▶ REQUIREMENTS
Write out the records word for word, with no pictures.

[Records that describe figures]
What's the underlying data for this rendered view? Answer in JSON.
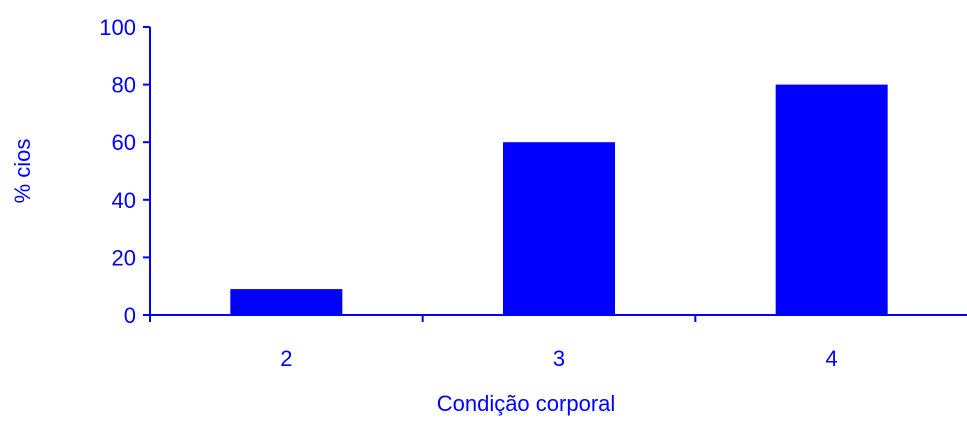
{
  "chart_data": {
    "type": "bar",
    "categories": [
      "2",
      "3",
      "4"
    ],
    "values": [
      9,
      60,
      80
    ],
    "xlabel": "Condição corporal",
    "ylabel": "% cios",
    "ylim": [
      0,
      100
    ],
    "yticks": [
      0,
      20,
      40,
      60,
      80,
      100
    ],
    "grid": false,
    "legend": "none",
    "bar_color": "#0000FF",
    "axis_color": "#0000FF",
    "text_color": "#0000FF"
  }
}
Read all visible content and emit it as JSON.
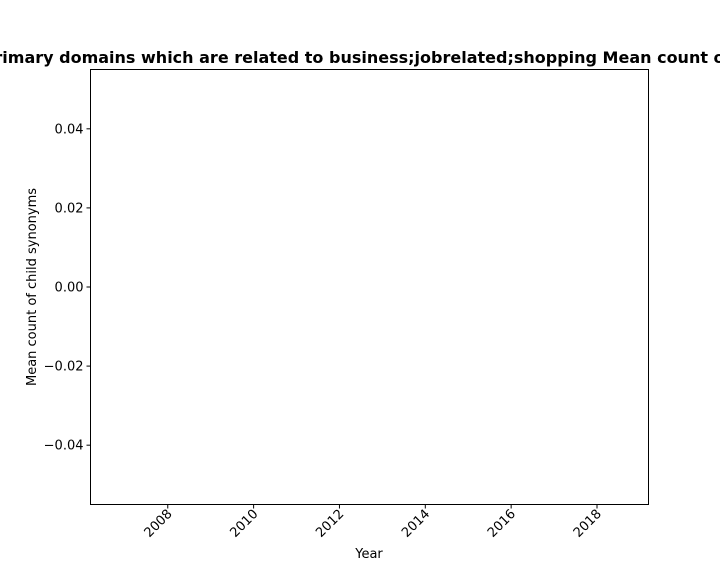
{
  "chart_data": {
    "type": "line",
    "title": "Mean count of child synonyms in primary domains which are related to business;jobrelated;shopping Mean count of child synonyms in primary domains",
    "xlabel": "Year",
    "ylabel": "Mean count of child synonyms",
    "xlim": [
      2006.2,
      2019.2
    ],
    "ylim": [
      -0.055,
      0.055
    ],
    "x_ticks": [
      2008,
      2010,
      2012,
      2014,
      2016,
      2018
    ],
    "x_tick_labels": [
      "2008",
      "2010",
      "2012",
      "2014",
      "2016",
      "2018"
    ],
    "y_ticks": [
      0.04,
      0.02,
      0.0,
      -0.02,
      -0.04
    ],
    "y_tick_labels": [
      "0.04",
      "0.02",
      "0.00",
      "−0.02",
      "−0.04"
    ],
    "series": [],
    "grid": false,
    "legend": "none"
  }
}
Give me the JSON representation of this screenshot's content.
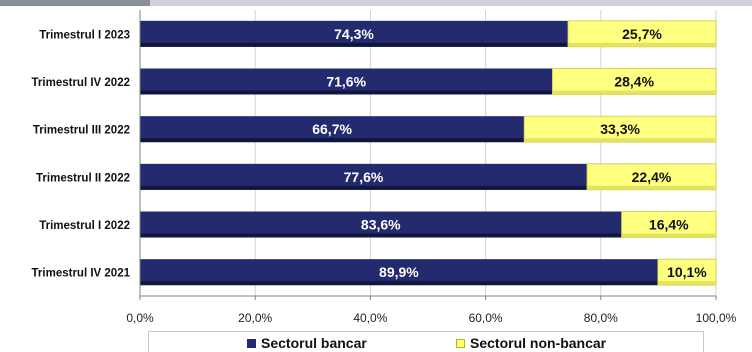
{
  "chart_data": {
    "type": "bar",
    "orientation": "horizontal",
    "stacked": true,
    "categories": [
      "Trimestrul I 2023",
      "Trimestrul IV 2022",
      "Trimestrul III 2022",
      "Trimestrul II 2022",
      "Trimestrul I 2022",
      "Trimestrul IV 2021"
    ],
    "series": [
      {
        "name": "Sectorul bancar",
        "color": "#232a6e",
        "values": [
          74.3,
          71.6,
          66.7,
          77.6,
          83.6,
          89.9
        ],
        "labels": [
          "74,3%",
          "71,6%",
          "66,7%",
          "77,6%",
          "83,6%",
          "89,9%"
        ]
      },
      {
        "name": "Sectorul non-bancar",
        "color": "#ffff80",
        "values": [
          25.7,
          28.4,
          33.3,
          22.4,
          16.4,
          10.1
        ],
        "labels": [
          "25,7%",
          "28,4%",
          "33,3%",
          "22,4%",
          "16,4%",
          "10,1%"
        ]
      }
    ],
    "xlim": [
      0,
      100
    ],
    "xticks": [
      0,
      20,
      40,
      60,
      80,
      100
    ],
    "xtick_labels": [
      "0,0%",
      "20,0%",
      "40,0%",
      "60,0%",
      "80,0%",
      "100,0%"
    ],
    "grid": "vertical",
    "legend_position": "bottom"
  }
}
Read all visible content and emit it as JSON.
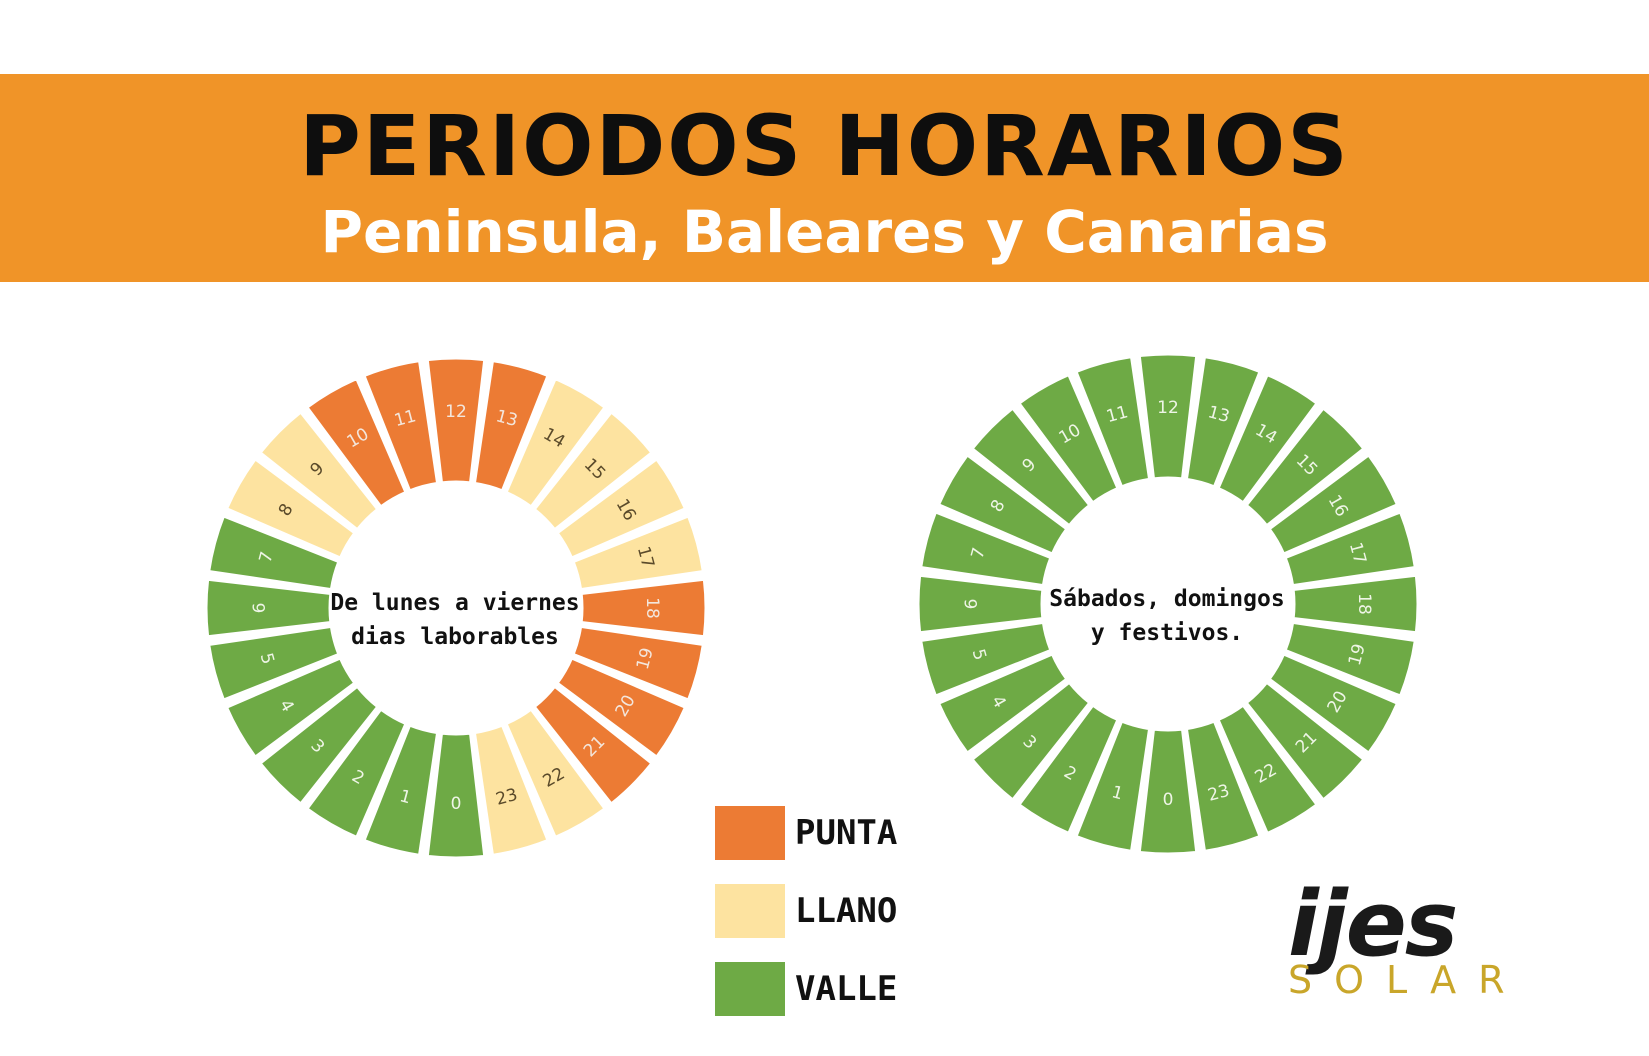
{
  "header": {
    "title": "PERIODOS HORARIOS",
    "subtitle": "Peninsula, Baleares y Canarias"
  },
  "colors": {
    "banner": "#f09428",
    "punta": "#ec7b34",
    "llano": "#fde3a0",
    "valle": "#6eaa45"
  },
  "wheels": [
    {
      "id": "weekday",
      "center_lines": [
        "De lunes a viernes",
        "dias laborables"
      ],
      "hours": [
        "V",
        "V",
        "V",
        "V",
        "V",
        "V",
        "V",
        "V",
        "L",
        "L",
        "P",
        "P",
        "P",
        "P",
        "L",
        "L",
        "L",
        "L",
        "P",
        "P",
        "P",
        "P",
        "L",
        "L"
      ]
    },
    {
      "id": "weekend",
      "center_lines": [
        "Sábados, domingos",
        "y festivos."
      ],
      "hours": [
        "V",
        "V",
        "V",
        "V",
        "V",
        "V",
        "V",
        "V",
        "V",
        "V",
        "V",
        "V",
        "V",
        "V",
        "V",
        "V",
        "V",
        "V",
        "V",
        "V",
        "V",
        "V",
        "V",
        "V"
      ]
    }
  ],
  "legend": [
    {
      "code": "P",
      "label": "PUNTA"
    },
    {
      "code": "L",
      "label": "LLANO"
    },
    {
      "code": "V",
      "label": "VALLE"
    }
  ],
  "logo": {
    "main": "ijes",
    "sub": "SOLAR"
  }
}
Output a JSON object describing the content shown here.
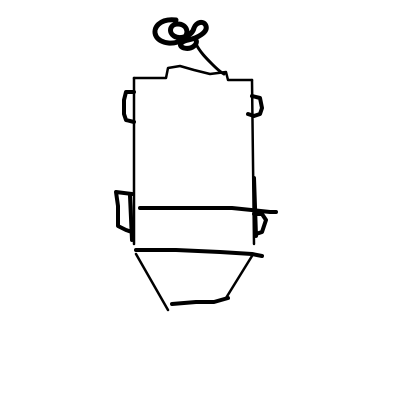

▶ TASK SOLUTION
What's the underlying data for this rendered view? Answer in JSON.
{
  "chart_data": {
    "type": "bar",
    "categories": [
      "2",
      "3",
      "4"
    ],
    "values": [
      9,
      60,
      80
    ],
    "xlabel": "Condição corporal",
    "ylabel": "% cios",
    "ylim": [
      0,
      100
    ],
    "yticks": [
      0,
      20,
      40,
      60,
      80,
      100
    ],
    "grid": false,
    "legend": "none",
    "bar_color": "#0000FF",
    "axis_color": "#0000FF",
    "text_color": "#0000FF"
  }
}
Read all visible content and emit it as JSON.
{
  "chart_data": {
    "type": "line",
    "title": "Mean count of child synonyms in primary domains which are related to business;jobrelated;shopping Mean count of child synonyms in primary domains",
    "xlabel": "Year",
    "ylabel": "Mean count of child synonyms",
    "xlim": [
      2006.2,
      2019.2
    ],
    "ylim": [
      -0.055,
      0.055
    ],
    "x_ticks": [
      2008,
      2010,
      2012,
      2014,
      2016,
      2018
    ],
    "x_tick_labels": [
      "2008",
      "2010",
      "2012",
      "2014",
      "2016",
      "2018"
    ],
    "y_ticks": [
      0.04,
      0.02,
      0.0,
      -0.02,
      -0.04
    ],
    "y_tick_labels": [
      "0.04",
      "0.02",
      "0.00",
      "−0.02",
      "−0.04"
    ],
    "series": [],
    "grid": false,
    "legend": "none"
  }
}
Give me the JSON representation of this screenshot's content.
{
  "chart_data": {
    "type": "bar",
    "orientation": "horizontal",
    "stacked": true,
    "categories": [
      "Trimestrul I 2023",
      "Trimestrul IV 2022",
      "Trimestrul III 2022",
      "Trimestrul II 2022",
      "Trimestrul I 2022",
      "Trimestrul IV 2021"
    ],
    "series": [
      {
        "name": "Sectorul bancar",
        "color": "#232a6e",
        "values": [
          74.3,
          71.6,
          66.7,
          77.6,
          83.6,
          89.9
        ],
        "labels": [
          "74,3%",
          "71,6%",
          "66,7%",
          "77,6%",
          "83,6%",
          "89,9%"
        ]
      },
      {
        "name": "Sectorul non-bancar",
        "color": "#ffff80",
        "values": [
          25.7,
          28.4,
          33.3,
          22.4,
          16.4,
          10.1
        ],
        "labels": [
          "25,7%",
          "28,4%",
          "33,3%",
          "22,4%",
          "16,4%",
          "10,1%"
        ]
      }
    ],
    "xlim": [
      0,
      100
    ],
    "xticks": [
      0,
      20,
      40,
      60,
      80,
      100
    ],
    "xtick_labels": [
      "0,0%",
      "20,0%",
      "40,0%",
      "60,0%",
      "80,0%",
      "100,0%"
    ],
    "grid": "vertical",
    "legend_position": "bottom"
  }
}
Read all visible content and emit it as JSON.
{
  "header": {
    "title": "PERIODOS HORARIOS",
    "subtitle": "Peninsula, Baleares y Canarias"
  },
  "colors": {
    "banner": "#f09428",
    "punta": "#ec7b34",
    "llano": "#fde3a0",
    "valle": "#6eaa45"
  },
  "wheels": [
    {
      "id": "weekday",
      "center_lines": [
        "De lunes a viernes",
        "dias laborables"
      ],
      "hours": [
        "V",
        "V",
        "V",
        "V",
        "V",
        "V",
        "V",
        "V",
        "L",
        "L",
        "P",
        "P",
        "P",
        "P",
        "L",
        "L",
        "L",
        "L",
        "P",
        "P",
        "P",
        "P",
        "L",
        "L"
      ]
    },
    {
      "id": "weekend",
      "center_lines": [
        "Sábados, domingos",
        "y festivos."
      ],
      "hours": [
        "V",
        "V",
        "V",
        "V",
        "V",
        "V",
        "V",
        "V",
        "V",
        "V",
        "V",
        "V",
        "V",
        "V",
        "V",
        "V",
        "V",
        "V",
        "V",
        "V",
        "V",
        "V",
        "V",
        "V"
      ]
    }
  ],
  "legend": [
    {
      "code": "P",
      "label": "PUNTA"
    },
    {
      "code": "L",
      "label": "LLANO"
    },
    {
      "code": "V",
      "label": "VALLE"
    }
  ],
  "logo": {
    "main": "ijes",
    "sub": "SOLAR"
  }
}
Output a JSON object describing the content shown here.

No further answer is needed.